* [Work required] Collect from the data below each line with "Density".
--- Begin ---
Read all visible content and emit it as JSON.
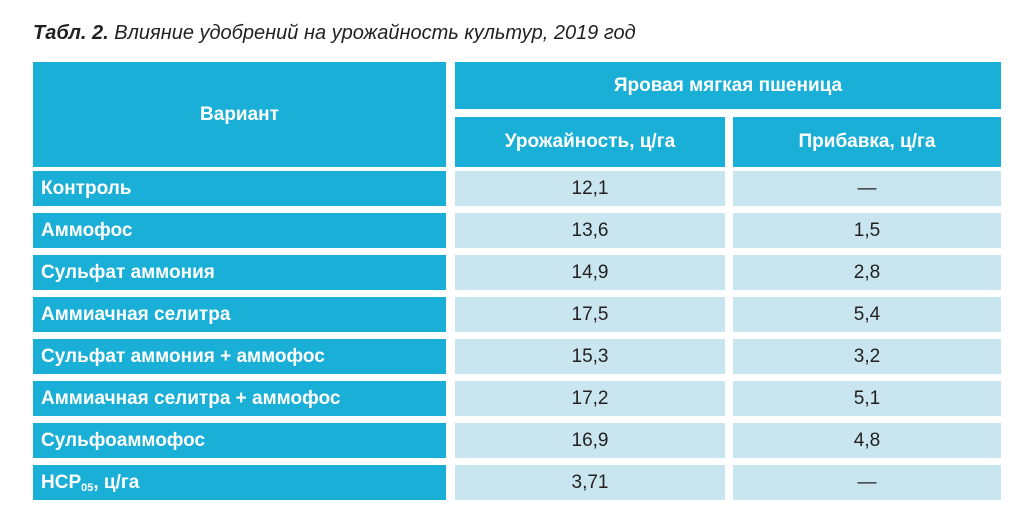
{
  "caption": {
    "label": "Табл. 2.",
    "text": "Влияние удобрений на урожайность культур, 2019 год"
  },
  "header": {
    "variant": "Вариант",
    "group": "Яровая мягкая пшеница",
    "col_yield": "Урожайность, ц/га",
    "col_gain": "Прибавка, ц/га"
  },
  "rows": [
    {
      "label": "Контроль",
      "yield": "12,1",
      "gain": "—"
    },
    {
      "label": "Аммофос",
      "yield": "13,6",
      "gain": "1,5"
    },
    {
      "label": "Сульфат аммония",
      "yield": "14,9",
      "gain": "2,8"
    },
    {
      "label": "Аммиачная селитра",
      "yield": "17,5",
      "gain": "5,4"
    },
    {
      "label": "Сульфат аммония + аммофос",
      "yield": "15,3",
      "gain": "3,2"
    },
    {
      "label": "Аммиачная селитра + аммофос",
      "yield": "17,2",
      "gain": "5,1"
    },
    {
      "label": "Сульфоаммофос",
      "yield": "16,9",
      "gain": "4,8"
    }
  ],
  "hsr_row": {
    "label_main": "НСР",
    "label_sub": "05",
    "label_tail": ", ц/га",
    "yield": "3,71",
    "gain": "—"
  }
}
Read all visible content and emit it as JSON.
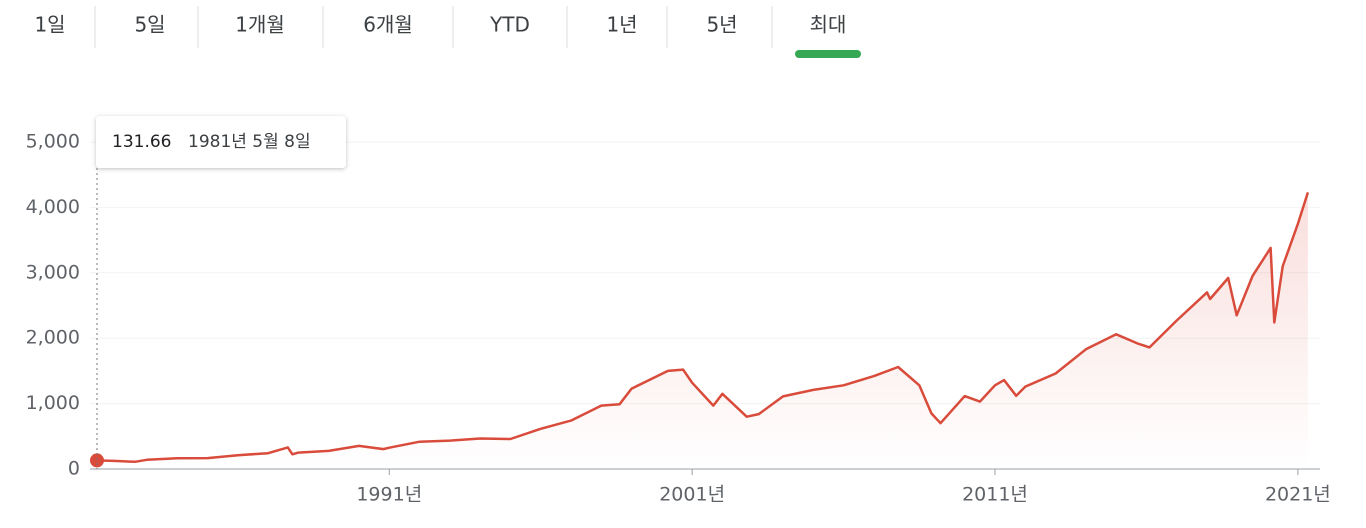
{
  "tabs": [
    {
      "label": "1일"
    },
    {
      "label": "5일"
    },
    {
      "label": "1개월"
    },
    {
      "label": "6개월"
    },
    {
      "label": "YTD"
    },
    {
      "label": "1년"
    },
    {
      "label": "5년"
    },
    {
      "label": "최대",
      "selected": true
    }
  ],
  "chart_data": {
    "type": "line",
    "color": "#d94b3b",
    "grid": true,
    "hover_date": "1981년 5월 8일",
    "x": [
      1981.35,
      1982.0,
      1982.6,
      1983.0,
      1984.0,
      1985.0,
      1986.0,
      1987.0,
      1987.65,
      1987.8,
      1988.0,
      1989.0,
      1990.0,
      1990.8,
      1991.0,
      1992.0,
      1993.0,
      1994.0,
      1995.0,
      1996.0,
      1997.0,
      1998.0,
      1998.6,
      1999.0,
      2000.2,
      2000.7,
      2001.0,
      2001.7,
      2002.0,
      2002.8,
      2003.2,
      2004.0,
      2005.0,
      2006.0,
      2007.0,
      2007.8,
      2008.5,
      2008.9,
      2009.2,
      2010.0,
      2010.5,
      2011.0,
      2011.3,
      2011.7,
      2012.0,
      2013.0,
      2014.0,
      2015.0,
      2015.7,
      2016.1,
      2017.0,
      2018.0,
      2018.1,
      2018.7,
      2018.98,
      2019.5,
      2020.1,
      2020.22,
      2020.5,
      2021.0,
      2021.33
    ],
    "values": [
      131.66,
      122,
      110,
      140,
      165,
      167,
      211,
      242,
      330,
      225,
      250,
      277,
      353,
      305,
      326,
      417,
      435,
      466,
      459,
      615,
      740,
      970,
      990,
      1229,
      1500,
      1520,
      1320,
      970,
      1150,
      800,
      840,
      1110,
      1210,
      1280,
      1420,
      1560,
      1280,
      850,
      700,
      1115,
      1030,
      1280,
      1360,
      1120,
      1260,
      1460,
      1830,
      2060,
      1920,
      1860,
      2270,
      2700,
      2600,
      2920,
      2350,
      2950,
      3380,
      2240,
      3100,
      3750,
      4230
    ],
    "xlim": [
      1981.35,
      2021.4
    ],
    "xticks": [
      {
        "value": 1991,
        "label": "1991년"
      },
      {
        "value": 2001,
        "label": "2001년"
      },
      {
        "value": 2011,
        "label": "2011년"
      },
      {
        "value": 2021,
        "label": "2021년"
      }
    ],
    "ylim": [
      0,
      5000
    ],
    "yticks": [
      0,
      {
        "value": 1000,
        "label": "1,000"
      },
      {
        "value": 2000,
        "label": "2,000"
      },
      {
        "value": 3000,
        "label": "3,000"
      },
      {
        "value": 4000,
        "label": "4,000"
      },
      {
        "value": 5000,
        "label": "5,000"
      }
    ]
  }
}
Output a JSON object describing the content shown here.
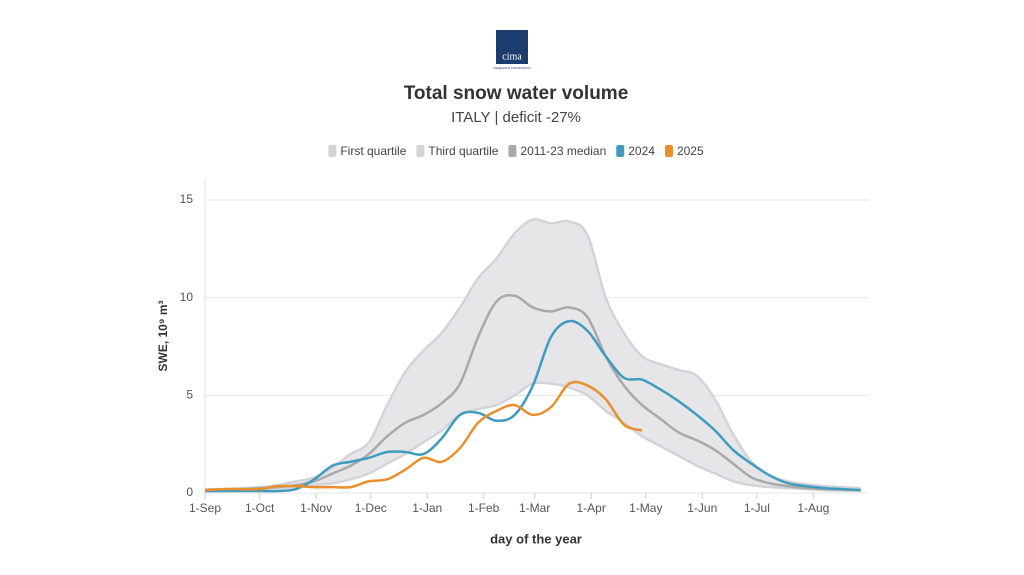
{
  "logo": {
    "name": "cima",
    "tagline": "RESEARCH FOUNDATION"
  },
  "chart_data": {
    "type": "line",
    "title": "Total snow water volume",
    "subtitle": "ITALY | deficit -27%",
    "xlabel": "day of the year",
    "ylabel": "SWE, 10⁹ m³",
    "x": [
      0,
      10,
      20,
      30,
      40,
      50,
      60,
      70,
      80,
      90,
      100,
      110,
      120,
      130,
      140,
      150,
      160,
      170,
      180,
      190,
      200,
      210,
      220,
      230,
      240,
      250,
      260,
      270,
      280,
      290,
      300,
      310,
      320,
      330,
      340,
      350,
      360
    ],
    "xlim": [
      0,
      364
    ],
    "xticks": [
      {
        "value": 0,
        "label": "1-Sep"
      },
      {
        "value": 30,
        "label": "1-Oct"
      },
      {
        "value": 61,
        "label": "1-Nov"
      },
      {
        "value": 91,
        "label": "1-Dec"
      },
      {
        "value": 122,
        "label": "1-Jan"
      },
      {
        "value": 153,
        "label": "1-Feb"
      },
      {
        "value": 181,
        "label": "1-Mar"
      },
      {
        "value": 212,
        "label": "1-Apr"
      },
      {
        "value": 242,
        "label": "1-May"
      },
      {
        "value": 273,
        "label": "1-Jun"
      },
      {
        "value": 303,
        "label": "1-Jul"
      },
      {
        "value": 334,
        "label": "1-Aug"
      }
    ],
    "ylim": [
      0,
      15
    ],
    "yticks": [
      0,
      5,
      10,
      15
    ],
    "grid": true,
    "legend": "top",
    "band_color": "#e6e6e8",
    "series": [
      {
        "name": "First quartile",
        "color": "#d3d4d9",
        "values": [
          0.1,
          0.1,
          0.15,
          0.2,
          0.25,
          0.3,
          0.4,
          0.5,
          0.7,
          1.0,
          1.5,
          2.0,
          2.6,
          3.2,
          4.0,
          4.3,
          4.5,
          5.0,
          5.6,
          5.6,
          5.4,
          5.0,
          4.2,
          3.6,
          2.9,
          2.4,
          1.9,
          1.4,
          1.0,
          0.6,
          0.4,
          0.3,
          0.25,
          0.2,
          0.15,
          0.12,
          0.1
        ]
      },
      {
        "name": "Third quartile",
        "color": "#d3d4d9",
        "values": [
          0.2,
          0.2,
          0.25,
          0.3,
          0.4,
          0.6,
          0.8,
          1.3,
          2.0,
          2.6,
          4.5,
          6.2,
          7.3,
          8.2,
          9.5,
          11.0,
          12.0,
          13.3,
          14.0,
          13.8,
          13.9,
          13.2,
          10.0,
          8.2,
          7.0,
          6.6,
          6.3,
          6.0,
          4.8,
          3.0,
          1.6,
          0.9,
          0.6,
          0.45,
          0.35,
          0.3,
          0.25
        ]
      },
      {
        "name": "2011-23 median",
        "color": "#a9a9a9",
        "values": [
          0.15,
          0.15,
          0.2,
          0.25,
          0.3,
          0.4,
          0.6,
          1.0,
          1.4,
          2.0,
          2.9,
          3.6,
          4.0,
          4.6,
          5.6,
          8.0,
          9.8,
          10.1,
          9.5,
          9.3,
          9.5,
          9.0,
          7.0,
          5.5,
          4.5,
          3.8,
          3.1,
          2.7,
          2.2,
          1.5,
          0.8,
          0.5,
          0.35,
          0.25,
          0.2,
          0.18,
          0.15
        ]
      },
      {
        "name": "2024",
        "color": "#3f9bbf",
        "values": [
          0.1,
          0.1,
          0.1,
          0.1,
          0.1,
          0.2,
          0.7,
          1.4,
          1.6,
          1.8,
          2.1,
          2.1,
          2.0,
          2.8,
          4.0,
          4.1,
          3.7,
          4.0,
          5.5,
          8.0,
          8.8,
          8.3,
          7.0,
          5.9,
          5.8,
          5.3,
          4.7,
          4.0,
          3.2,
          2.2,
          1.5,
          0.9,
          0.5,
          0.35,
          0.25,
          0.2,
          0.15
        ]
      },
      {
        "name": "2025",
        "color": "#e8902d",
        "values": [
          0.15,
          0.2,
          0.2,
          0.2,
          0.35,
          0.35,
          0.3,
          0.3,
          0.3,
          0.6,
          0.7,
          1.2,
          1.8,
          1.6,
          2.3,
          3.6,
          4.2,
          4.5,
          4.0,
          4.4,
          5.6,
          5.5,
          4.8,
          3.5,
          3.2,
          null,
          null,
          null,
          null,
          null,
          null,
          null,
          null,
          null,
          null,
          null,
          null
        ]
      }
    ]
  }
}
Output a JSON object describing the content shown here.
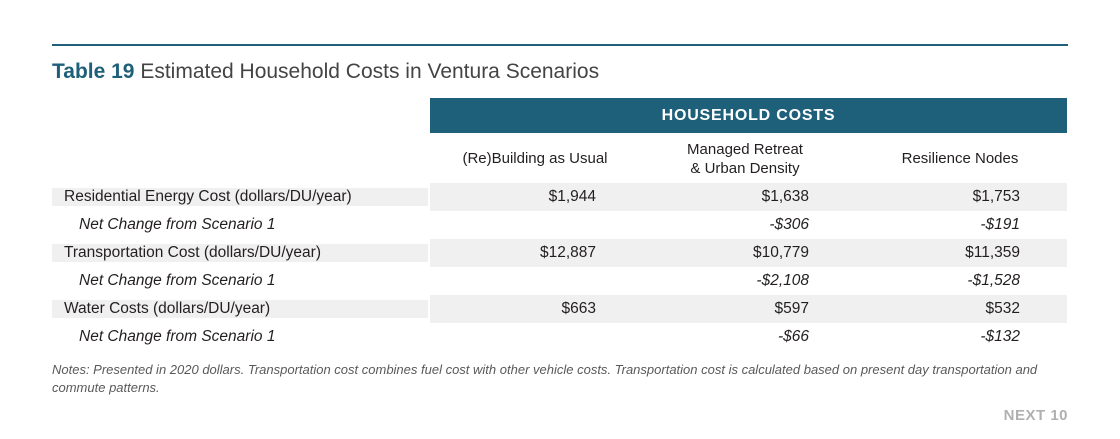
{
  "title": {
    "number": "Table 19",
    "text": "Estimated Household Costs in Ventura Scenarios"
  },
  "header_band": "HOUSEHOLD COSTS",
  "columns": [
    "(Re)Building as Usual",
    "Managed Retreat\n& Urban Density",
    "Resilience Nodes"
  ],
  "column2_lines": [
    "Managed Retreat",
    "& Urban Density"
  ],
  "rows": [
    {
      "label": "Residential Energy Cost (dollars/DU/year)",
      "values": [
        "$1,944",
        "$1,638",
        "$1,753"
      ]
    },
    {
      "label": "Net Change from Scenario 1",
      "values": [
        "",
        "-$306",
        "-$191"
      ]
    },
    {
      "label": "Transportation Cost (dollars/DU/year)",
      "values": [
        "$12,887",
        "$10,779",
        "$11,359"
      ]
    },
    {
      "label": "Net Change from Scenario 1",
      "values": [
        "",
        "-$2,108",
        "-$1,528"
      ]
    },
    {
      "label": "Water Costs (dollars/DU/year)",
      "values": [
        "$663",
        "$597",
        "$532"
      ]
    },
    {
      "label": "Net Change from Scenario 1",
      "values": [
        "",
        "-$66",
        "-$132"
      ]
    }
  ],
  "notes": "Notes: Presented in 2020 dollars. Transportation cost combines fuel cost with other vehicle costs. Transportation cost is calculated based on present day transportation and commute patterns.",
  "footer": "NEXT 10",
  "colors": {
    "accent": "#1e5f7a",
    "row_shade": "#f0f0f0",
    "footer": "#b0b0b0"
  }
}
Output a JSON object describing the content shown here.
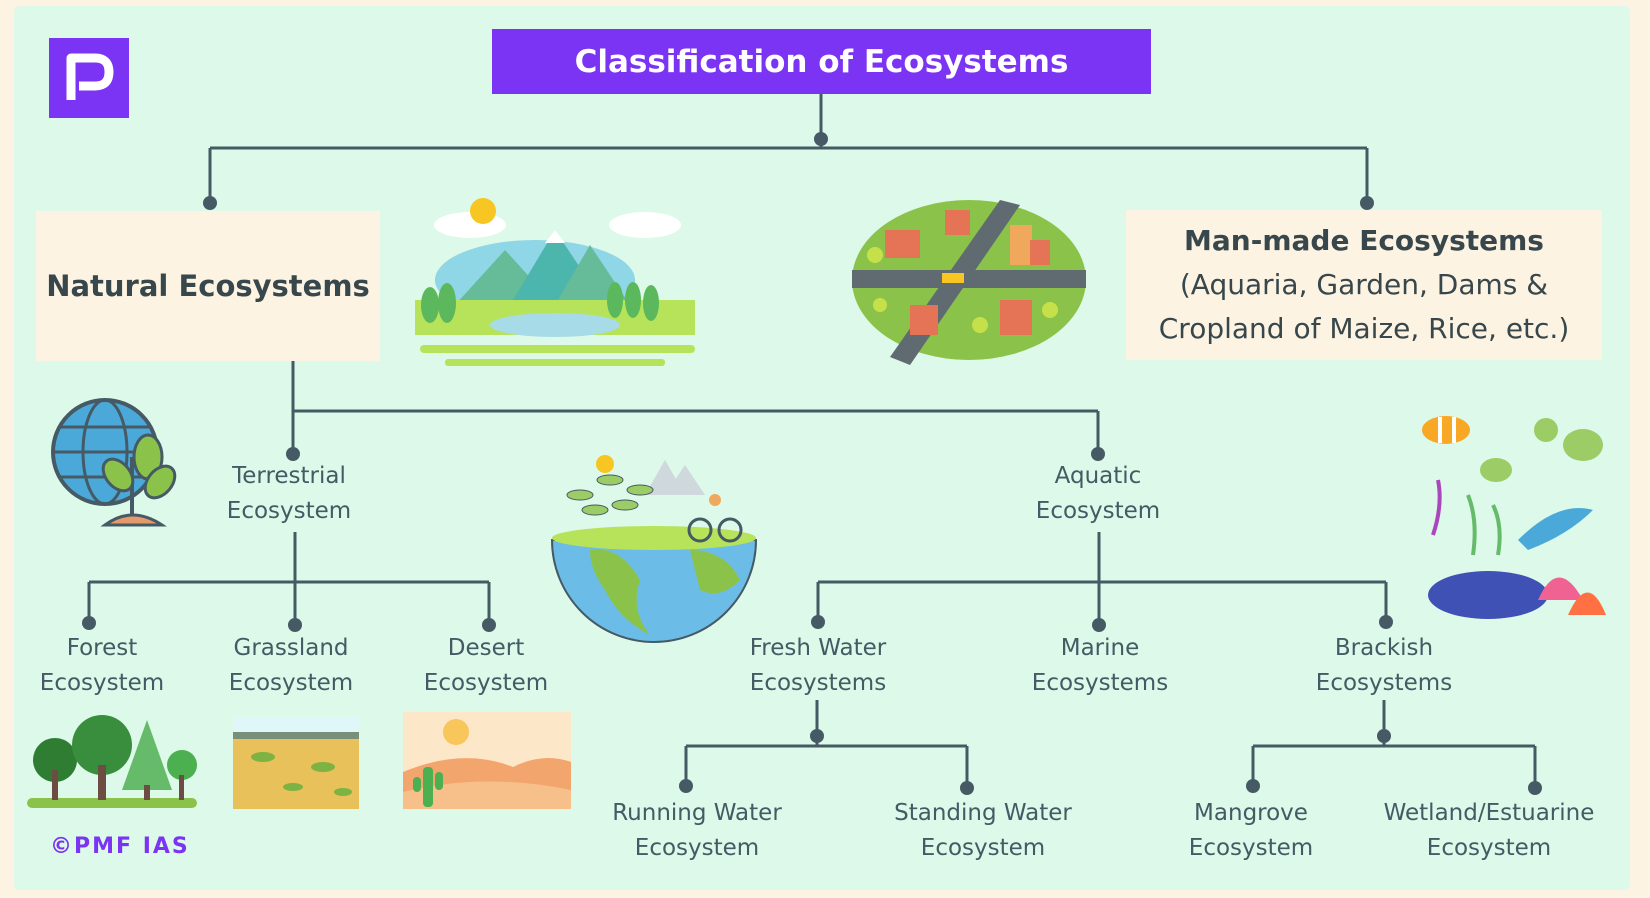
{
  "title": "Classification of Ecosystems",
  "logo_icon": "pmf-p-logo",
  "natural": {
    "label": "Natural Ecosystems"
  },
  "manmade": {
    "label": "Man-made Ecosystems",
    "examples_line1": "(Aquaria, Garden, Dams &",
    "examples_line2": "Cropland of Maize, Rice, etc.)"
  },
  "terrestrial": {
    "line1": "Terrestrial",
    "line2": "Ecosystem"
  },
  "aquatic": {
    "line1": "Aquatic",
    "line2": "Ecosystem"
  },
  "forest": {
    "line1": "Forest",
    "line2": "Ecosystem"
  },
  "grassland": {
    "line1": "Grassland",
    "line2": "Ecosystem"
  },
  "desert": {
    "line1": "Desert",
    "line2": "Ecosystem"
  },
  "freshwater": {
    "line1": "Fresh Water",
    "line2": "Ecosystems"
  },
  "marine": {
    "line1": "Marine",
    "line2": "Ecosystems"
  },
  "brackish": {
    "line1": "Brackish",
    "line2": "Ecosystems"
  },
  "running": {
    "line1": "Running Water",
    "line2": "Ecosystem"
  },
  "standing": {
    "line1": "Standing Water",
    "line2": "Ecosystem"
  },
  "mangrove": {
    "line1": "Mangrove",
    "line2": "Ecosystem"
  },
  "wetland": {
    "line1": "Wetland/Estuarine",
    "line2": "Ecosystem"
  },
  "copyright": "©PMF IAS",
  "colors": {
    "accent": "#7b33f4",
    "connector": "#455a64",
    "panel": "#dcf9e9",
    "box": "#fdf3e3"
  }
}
--- End ---
* [Exercise solution]
    "Managed Retreat\n& Urban Density",
    "& Urban Density"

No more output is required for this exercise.